**DESCRIPTION OF THE TASK:** Exactly repeat the full listing that follows.

**LISTING:**

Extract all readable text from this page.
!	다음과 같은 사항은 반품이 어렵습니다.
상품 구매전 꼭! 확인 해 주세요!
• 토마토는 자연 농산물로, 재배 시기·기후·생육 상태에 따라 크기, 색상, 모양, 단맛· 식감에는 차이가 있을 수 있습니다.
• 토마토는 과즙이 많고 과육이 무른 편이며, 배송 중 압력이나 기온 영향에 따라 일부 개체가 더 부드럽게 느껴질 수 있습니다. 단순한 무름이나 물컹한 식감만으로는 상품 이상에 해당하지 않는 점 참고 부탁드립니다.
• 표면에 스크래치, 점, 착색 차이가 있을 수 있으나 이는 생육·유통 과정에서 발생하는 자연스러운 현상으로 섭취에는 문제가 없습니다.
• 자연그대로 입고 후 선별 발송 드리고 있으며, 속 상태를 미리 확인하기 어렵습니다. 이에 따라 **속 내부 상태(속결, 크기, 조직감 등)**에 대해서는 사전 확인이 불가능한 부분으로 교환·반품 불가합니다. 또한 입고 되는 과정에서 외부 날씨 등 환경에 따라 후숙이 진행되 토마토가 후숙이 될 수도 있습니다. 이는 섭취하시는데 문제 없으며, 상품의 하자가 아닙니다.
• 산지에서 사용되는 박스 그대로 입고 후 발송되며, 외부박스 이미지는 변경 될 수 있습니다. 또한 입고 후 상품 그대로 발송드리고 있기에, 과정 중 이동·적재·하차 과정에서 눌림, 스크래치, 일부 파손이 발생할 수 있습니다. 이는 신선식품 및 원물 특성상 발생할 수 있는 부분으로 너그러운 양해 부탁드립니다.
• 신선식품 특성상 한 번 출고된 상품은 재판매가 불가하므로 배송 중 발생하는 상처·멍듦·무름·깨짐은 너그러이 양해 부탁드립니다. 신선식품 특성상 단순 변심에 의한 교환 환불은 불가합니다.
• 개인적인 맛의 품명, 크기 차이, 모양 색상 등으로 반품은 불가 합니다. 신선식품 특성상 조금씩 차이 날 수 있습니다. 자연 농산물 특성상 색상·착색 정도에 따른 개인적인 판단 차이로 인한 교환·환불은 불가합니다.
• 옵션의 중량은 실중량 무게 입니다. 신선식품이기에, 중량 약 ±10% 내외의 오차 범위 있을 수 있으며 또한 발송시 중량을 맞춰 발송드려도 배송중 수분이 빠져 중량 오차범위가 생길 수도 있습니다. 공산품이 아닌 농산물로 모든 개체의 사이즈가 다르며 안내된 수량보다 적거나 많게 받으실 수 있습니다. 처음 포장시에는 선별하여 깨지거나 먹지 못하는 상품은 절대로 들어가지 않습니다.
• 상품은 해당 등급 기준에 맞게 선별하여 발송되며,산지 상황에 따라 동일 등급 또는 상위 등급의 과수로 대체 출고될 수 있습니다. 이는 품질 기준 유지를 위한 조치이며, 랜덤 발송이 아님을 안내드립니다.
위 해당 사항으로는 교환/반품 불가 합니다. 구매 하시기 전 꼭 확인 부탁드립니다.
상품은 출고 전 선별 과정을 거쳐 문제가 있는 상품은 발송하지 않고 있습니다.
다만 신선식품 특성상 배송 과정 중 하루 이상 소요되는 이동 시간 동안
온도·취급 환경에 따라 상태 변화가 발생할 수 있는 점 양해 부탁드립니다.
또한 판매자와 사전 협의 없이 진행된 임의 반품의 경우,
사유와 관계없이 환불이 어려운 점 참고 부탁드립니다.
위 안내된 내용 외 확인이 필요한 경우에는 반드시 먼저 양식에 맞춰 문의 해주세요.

**WRITTEN SOLUTION:**
Extract all readable text from this page.
!	다음과 같은 사항은 반품이 어렵습니다.
상품 구매전 꼭! 확인 해 주세요!
• 토마토는 자연 농산물로, 재배 시기·기후·생육 상태에 따라 크기, 색상, 모양, 단맛· 식감에는 차이가 있을 수 있습니다.
• 토마토는 과즙이 많고 과육이 무른 편이며, 배송 중 압력이나 기온 영향에 따라 일부 개체가 더 부드럽게 느껴질 수 있습니다. 단순한 무름이나 물컹한 식감만으로는 상품 이상에 해당하지 않는 점 참고 부탁드립니다.
• 표면에 스크래치, 점, 착색 차이가 있을 수 있으나 이는 생육·유통 과정에서 발생하는 자연스러운 현상으로 섭취에는 문제가 없습니다.
• 자연그대로 입고 후 선별 발송 드리고 있으며, 속 상태를 미리 확인하기 어렵습니다. 이에 따라 **속 내부 상태(속결, 크기, 조직감 등)**에 대해서는 사전 확인이 불가능한 부분으로 교환·반품 불가합니다. 또한 입고 되는 과정에서 외부 날씨 등 환경에 따라 후숙이 진행되 토마토가 후숙이 될 수도 있습니다. 이는 섭취하시는데 문제 없으며, 상품의 하자가 아닙니다.
• 산지에서 사용되는 박스 그대로 입고 후 발송되며, 외부박스 이미지는 변경 될 수 있습니다. 또한 입고 후 상품 그대로 발송드리고 있기에, 과정 중 이동·적재·하차 과정에서 눌림, 스크래치, 일부 파손이 발생할 수 있습니다. 이는 신선식품 및 원물 특성상 발생할 수 있는 부분으로 너그러운 양해 부탁드립니다.
• 신선식품 특성상 한 번 출고된 상품은 재판매가 불가하므로 배송 중 발생하는 상처·멍듦·무름·깨짐은 너그러이 양해 부탁드립니다. 신선식품 특성상 단순 변심에 의한 교환 환불은 불가합니다.
• 개인적인 맛의 품명, 크기 차이, 모양 색상 등으로 반품은 불가 합니다. 신선식품 특성상 조금씩 차이 날 수 있습니다. 자연 농산물 특성상 색상·착색 정도에 따른 개인적인 판단 차이로 인한 교환·환불은 불가합니다.
• 옵션의 중량은 실중량 무게 입니다. 신선식품이기에, 중량 약 ±10% 내외의 오차 범위 있을 수 있으며 또한 발송시 중량을 맞춰 발송드려도 배송중 수분이 빠져 중량 오차범위가 생길 수도 있습니다. 공산품이 아닌 농산물로 모든 개체의 사이즈가 다르며 안내된 수량보다 적거나 많게 받으실 수 있습니다. 처음 포장시에는 선별하여 깨지거나 먹지 못하는 상품은 절대로 들어가지 않습니다.
• 상품은 해당 등급 기준에 맞게 선별하여 발송되며,산지 상황에 따라 동일 등급 또는 상위 등급의 과수로 대체 출고될 수 있습니다. 이는 품질 기준 유지를 위한 조치이며, 랜덤 발송이 아님을 안내드립니다.
위 해당 사항으로는 교환/반품 불가 합니다. 구매 하시기 전 꼭 확인 부탁드립니다.
상품은 출고 전 선별 과정을 거쳐 문제가 있는 상품은 발송하지 않고 있습니다.
다만 신선식품 특성상 배송 과정 중 하루 이상 소요되는 이동 시간 동안
온도·취급 환경에 따라 상태 변화가 발생할 수 있는 점 양해 부탁드립니다.
또한 판매자와 사전 협의 없이 진행된 임의 반품의 경우,
사유와 관계없이 환불이 어려운 점 참고 부탁드립니다.
위 안내된 내용 외 확인이 필요한 경우에는 반드시 먼저 양식에 맞춰 문의 해주세요.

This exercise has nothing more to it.